Fig. 2. NR4A1 is required for T cell tolerance formation.

a, Experimental strategy for OT-II peptide-induced CD4⁺ T cell tolerance in vivo. CFA, complete Freund’s adjuvant; i.p., intraperitoneally; i.v., intravenously. b, Flow cytometry measurement of NR4A1 expression in sorted donor-derived T cells after restimulation with OT-II peptide-loaded APCs for 3 h. c, Quantification of NR4A1 expression (mean fluorescence intensity; MFI) in naive T cells and donor-derived T cells from both activated and tolerant groups, after restimulation with OT-II peptide-loaded APCs. d, ELISA measurement of IL-2 from Nr4a1^+/− and Nr4a1^−/− CD4⁺ T cells activated either by anti-CD3 alone or by anti-CD3 and anti-CD28 in a dosage-dependent manner. e, Flow cytometry analysis of IFNγ, IL-2 and FOXP3 expression in wild-type and Nr4a1^−/− OT-II T cells in spleens in the context of peptide-induced tolerance. f , Quantification of donor-derived wild-type and Nr4a1^{−/ −} OT-II T cells. g, Body weight measurement (shown as ratio compared with original body weight) of Rag1^−/− mice after receiving wild-type or Nr4a1/^−/− naive CD4⁺ CD45RB^hi T cells. h, Flow cytometry analysis of donor-derived T cells in lamina propria (LP) four weeks after T cell transfer. KO, knockout. Eight-week-old mice; n = 3 (c, d); n = 4 (f–h). *P < 0.05, **P < 0.01 (two-sided unpaired Student’s t-test). Data are representative of at least two individual experiments and are presented as mean ± s.d.

| Entries supplied |
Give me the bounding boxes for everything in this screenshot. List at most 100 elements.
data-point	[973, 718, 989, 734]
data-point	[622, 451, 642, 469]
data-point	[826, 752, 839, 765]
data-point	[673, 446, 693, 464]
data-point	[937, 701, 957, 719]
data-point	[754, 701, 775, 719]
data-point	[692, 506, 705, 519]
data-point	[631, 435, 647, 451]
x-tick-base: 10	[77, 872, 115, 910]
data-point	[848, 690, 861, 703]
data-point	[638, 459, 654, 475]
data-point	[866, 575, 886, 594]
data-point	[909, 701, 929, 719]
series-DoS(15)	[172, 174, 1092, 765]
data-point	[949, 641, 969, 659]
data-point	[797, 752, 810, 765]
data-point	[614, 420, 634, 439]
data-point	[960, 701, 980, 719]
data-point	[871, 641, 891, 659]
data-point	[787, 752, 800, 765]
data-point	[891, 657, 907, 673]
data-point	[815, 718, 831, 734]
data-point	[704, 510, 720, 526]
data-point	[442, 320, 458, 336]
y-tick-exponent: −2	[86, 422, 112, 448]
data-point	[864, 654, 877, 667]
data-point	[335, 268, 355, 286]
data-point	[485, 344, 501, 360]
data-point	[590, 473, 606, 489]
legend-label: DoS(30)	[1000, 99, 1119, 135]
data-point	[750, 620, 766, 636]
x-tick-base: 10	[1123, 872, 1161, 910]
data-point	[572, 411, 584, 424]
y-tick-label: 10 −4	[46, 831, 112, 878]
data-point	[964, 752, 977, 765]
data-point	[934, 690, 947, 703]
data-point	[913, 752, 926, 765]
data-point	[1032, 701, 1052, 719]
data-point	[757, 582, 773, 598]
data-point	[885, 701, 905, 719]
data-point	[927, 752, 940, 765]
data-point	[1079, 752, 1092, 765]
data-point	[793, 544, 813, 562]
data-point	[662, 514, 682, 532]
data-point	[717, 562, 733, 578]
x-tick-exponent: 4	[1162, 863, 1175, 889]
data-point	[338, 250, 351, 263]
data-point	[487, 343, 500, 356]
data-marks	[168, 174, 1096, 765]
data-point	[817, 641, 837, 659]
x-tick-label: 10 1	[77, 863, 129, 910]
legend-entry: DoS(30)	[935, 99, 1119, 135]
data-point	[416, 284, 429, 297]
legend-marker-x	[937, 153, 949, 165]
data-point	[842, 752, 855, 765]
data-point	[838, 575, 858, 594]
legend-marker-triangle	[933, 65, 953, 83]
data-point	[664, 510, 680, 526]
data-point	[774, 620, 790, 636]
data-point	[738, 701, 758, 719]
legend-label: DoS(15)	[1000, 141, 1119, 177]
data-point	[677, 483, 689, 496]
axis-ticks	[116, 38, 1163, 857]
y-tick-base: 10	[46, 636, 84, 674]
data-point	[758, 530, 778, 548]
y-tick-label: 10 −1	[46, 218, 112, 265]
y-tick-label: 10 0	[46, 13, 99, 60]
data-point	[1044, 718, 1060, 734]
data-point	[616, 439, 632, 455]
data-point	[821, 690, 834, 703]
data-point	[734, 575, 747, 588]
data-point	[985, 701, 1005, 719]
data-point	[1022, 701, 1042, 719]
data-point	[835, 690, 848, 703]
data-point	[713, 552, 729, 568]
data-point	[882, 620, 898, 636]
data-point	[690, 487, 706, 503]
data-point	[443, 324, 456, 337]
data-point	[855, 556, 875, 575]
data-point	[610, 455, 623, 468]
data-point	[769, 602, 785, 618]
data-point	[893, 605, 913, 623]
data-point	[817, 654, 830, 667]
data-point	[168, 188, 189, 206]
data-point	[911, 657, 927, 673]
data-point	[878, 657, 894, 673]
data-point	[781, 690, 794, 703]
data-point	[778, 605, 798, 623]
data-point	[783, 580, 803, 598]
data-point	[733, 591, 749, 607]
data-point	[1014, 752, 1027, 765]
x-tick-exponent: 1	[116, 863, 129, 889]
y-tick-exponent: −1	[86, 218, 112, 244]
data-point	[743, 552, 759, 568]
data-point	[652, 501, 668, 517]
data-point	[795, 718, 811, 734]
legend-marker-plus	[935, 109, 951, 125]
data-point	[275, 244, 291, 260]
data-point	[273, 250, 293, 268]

| Work task |
Answer from the figure legend:
(a) For how long were the sorted donor-derived T cells restimulated with OT-II peptide-loaded APCs in panel b?
(b) Which cytokine was measured by ELISA in panel d?
(c) Which statistical test gave the P values?
The items are not needed for the task.

| Result |
(a) For 3 h.
(b) IL-2.
(c) A two-sided unpaired Student’s t-test.